RECORDS SUPPLIED -
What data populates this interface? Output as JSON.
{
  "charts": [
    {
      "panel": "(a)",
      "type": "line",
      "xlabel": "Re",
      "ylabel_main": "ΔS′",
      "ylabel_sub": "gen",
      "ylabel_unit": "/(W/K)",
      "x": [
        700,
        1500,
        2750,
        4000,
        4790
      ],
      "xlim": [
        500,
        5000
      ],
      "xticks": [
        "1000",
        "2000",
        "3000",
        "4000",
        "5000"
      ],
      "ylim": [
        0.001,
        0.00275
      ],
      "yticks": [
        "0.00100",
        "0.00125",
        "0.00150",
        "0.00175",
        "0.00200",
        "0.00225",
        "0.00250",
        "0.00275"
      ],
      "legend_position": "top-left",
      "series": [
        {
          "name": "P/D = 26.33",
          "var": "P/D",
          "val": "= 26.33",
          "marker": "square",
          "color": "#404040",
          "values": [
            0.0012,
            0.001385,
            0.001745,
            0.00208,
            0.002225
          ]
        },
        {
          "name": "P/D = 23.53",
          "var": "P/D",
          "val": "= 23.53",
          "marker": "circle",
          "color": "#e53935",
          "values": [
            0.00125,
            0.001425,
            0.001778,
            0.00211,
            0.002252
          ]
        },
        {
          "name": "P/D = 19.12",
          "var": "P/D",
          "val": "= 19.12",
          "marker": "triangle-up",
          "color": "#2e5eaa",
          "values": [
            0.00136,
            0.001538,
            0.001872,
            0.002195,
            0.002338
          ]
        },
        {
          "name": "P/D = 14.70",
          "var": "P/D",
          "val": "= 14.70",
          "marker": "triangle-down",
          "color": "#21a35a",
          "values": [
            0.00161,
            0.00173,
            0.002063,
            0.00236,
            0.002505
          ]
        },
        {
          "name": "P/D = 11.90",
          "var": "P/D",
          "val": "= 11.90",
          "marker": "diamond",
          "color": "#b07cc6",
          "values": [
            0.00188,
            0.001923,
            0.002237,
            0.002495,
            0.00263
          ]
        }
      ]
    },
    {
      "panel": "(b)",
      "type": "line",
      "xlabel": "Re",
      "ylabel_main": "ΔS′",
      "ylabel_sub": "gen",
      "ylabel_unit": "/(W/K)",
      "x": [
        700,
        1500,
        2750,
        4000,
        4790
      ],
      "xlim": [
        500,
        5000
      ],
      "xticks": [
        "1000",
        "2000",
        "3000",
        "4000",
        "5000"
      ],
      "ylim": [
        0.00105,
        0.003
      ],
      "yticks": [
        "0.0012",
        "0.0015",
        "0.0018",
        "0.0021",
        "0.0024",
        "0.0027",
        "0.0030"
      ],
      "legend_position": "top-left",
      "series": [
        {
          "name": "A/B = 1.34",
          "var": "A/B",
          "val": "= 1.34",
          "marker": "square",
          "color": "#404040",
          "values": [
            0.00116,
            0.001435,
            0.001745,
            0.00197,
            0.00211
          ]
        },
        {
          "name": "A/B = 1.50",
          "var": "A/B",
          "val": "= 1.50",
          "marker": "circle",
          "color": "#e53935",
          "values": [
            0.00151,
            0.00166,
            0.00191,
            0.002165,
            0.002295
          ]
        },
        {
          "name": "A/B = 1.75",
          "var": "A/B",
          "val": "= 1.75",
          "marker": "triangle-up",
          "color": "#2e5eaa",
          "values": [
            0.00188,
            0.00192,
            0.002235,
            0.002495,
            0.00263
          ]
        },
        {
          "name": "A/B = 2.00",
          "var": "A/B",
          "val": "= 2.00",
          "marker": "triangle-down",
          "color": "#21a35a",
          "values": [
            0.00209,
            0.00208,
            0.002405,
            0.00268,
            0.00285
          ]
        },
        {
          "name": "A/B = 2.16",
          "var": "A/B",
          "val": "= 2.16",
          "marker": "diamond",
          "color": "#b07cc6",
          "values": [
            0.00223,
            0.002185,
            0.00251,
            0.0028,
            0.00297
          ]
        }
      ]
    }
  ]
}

TASK OBJECTIVE - Repeat the data precisely, reproducing every entry.

ANSWER TO THE EXERCISE -
What data populates this interface? Output as JSON.
{
  "charts": [
    {
      "panel": "(a)",
      "type": "line",
      "xlabel": "Re",
      "ylabel_main": "ΔS′",
      "ylabel_sub": "gen",
      "ylabel_unit": "/(W/K)",
      "x": [
        700,
        1500,
        2750,
        4000,
        4790
      ],
      "xlim": [
        500,
        5000
      ],
      "xticks": [
        "1000",
        "2000",
        "3000",
        "4000",
        "5000"
      ],
      "ylim": [
        0.001,
        0.00275
      ],
      "yticks": [
        "0.00100",
        "0.00125",
        "0.00150",
        "0.00175",
        "0.00200",
        "0.00225",
        "0.00250",
        "0.00275"
      ],
      "legend_position": "top-left",
      "series": [
        {
          "name": "P/D = 26.33",
          "var": "P/D",
          "val": "= 26.33",
          "marker": "square",
          "color": "#404040",
          "values": [
            0.0012,
            0.001385,
            0.001745,
            0.00208,
            0.002225
          ]
        },
        {
          "name": "P/D = 23.53",
          "var": "P/D",
          "val": "= 23.53",
          "marker": "circle",
          "color": "#e53935",
          "values": [
            0.00125,
            0.001425,
            0.001778,
            0.00211,
            0.002252
          ]
        },
        {
          "name": "P/D = 19.12",
          "var": "P/D",
          "val": "= 19.12",
          "marker": "triangle-up",
          "color": "#2e5eaa",
          "values": [
            0.00136,
            0.001538,
            0.001872,
            0.002195,
            0.002338
          ]
        },
        {
          "name": "P/D = 14.70",
          "var": "P/D",
          "val": "= 14.70",
          "marker": "triangle-down",
          "color": "#21a35a",
          "values": [
            0.00161,
            0.00173,
            0.002063,
            0.00236,
            0.002505
          ]
        },
        {
          "name": "P/D = 11.90",
          "var": "P/D",
          "val": "= 11.90",
          "marker": "diamond",
          "color": "#b07cc6",
          "values": [
            0.00188,
            0.001923,
            0.002237,
            0.002495,
            0.00263
          ]
        }
      ]
    },
    {
      "panel": "(b)",
      "type": "line",
      "xlabel": "Re",
      "ylabel_main": "ΔS′",
      "ylabel_sub": "gen",
      "ylabel_unit": "/(W/K)",
      "x": [
        700,
        1500,
        2750,
        4000,
        4790
      ],
      "xlim": [
        500,
        5000
      ],
      "xticks": [
        "1000",
        "2000",
        "3000",
        "4000",
        "5000"
      ],
      "ylim": [
        0.00105,
        0.003
      ],
      "yticks": [
        "0.0012",
        "0.0015",
        "0.0018",
        "0.0021",
        "0.0024",
        "0.0027",
        "0.0030"
      ],
      "legend_position": "top-left",
      "series": [
        {
          "name": "A/B = 1.34",
          "var": "A/B",
          "val": "= 1.34",
          "marker": "square",
          "color": "#404040",
          "values": [
            0.00116,
            0.001435,
            0.001745,
            0.00197,
            0.00211
          ]
        },
        {
          "name": "A/B = 1.50",
          "var": "A/B",
          "val": "= 1.50",
          "marker": "circle",
          "color": "#e53935",
          "values": [
            0.00151,
            0.00166,
            0.00191,
            0.002165,
            0.002295
          ]
        },
        {
          "name": "A/B = 1.75",
          "var": "A/B",
          "val": "= 1.75",
          "marker": "triangle-up",
          "color": "#2e5eaa",
          "values": [
            0.00188,
            0.00192,
            0.002235,
            0.002495,
            0.00263
          ]
        },
        {
          "name": "A/B = 2.00",
          "var": "A/B",
          "val": "= 2.00",
          "marker": "triangle-down",
          "color": "#21a35a",
          "values": [
            0.00209,
            0.00208,
            0.002405,
            0.00268,
            0.00285
          ]
        },
        {
          "name": "A/B = 2.16",
          "var": "A/B",
          "val": "= 2.16",
          "marker": "diamond",
          "color": "#b07cc6",
          "values": [
            0.00223,
            0.002185,
            0.00251,
            0.0028,
            0.00297
          ]
        }
      ]
    }
  ]
}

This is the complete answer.